Find the lines below that contain the word "mediante" and count them. Only the number should be given.

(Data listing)
-*-
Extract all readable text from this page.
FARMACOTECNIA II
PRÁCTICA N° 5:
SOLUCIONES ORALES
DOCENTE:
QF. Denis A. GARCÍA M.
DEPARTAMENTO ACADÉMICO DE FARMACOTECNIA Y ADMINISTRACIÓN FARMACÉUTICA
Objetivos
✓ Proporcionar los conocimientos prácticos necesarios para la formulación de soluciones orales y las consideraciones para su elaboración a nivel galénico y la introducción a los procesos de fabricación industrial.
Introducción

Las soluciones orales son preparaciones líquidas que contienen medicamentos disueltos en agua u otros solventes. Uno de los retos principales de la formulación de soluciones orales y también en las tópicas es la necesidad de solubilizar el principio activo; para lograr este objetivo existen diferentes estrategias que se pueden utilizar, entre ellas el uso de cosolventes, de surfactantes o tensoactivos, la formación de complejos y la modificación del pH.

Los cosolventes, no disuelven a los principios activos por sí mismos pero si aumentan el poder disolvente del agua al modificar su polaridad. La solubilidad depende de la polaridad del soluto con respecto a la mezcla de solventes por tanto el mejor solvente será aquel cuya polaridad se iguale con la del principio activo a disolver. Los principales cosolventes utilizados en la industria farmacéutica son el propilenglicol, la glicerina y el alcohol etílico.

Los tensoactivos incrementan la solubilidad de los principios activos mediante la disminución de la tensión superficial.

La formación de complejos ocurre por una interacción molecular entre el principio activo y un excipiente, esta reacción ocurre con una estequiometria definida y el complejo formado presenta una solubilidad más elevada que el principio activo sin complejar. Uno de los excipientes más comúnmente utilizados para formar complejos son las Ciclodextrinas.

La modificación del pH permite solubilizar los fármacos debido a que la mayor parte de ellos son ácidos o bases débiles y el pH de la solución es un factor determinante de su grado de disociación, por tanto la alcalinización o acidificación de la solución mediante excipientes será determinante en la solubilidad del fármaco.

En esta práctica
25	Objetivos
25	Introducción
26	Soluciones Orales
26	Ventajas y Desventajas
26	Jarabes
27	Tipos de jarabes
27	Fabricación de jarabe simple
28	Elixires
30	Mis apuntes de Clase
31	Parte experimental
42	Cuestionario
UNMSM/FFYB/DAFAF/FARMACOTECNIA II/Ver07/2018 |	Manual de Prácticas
-*-
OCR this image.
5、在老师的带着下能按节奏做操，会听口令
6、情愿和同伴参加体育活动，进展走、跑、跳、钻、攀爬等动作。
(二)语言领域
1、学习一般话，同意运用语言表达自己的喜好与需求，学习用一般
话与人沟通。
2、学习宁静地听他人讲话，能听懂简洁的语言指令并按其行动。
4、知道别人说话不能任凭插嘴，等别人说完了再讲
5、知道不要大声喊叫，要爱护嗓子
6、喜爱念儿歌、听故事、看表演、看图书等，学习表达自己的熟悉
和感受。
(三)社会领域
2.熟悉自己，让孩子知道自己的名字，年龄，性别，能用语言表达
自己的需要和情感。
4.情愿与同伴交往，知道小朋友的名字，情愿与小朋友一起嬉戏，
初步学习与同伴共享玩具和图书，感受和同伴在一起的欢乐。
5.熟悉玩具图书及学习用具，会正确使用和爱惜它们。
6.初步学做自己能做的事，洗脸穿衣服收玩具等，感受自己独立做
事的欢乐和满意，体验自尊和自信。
-*-
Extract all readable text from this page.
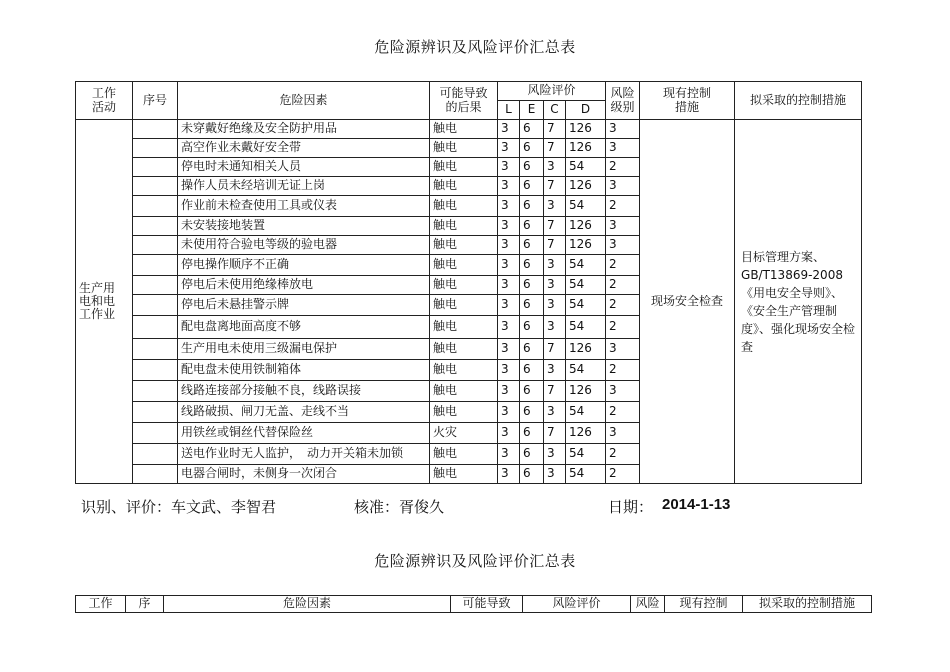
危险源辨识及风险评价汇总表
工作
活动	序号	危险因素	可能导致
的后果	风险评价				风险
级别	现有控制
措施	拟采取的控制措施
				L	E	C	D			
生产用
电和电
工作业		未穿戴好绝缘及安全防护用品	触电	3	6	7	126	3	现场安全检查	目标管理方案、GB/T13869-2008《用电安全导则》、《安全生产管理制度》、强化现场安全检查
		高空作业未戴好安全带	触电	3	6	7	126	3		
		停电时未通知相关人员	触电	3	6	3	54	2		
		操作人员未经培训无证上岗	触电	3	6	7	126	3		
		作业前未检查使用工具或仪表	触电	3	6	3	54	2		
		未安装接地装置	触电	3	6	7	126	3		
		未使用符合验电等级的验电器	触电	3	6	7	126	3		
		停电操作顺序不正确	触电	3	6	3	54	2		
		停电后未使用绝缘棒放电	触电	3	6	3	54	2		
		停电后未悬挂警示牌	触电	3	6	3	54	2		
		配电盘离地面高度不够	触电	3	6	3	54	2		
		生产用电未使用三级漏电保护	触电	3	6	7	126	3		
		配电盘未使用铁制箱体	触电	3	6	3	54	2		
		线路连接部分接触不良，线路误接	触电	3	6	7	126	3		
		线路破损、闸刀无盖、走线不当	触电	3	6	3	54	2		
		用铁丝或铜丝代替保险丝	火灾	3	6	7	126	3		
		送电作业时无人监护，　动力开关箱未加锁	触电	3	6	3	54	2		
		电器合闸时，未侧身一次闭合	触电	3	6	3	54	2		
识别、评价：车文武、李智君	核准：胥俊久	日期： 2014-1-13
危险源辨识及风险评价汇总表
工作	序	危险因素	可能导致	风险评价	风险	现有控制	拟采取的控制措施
-*-
#### EXERCISE RESULT:
2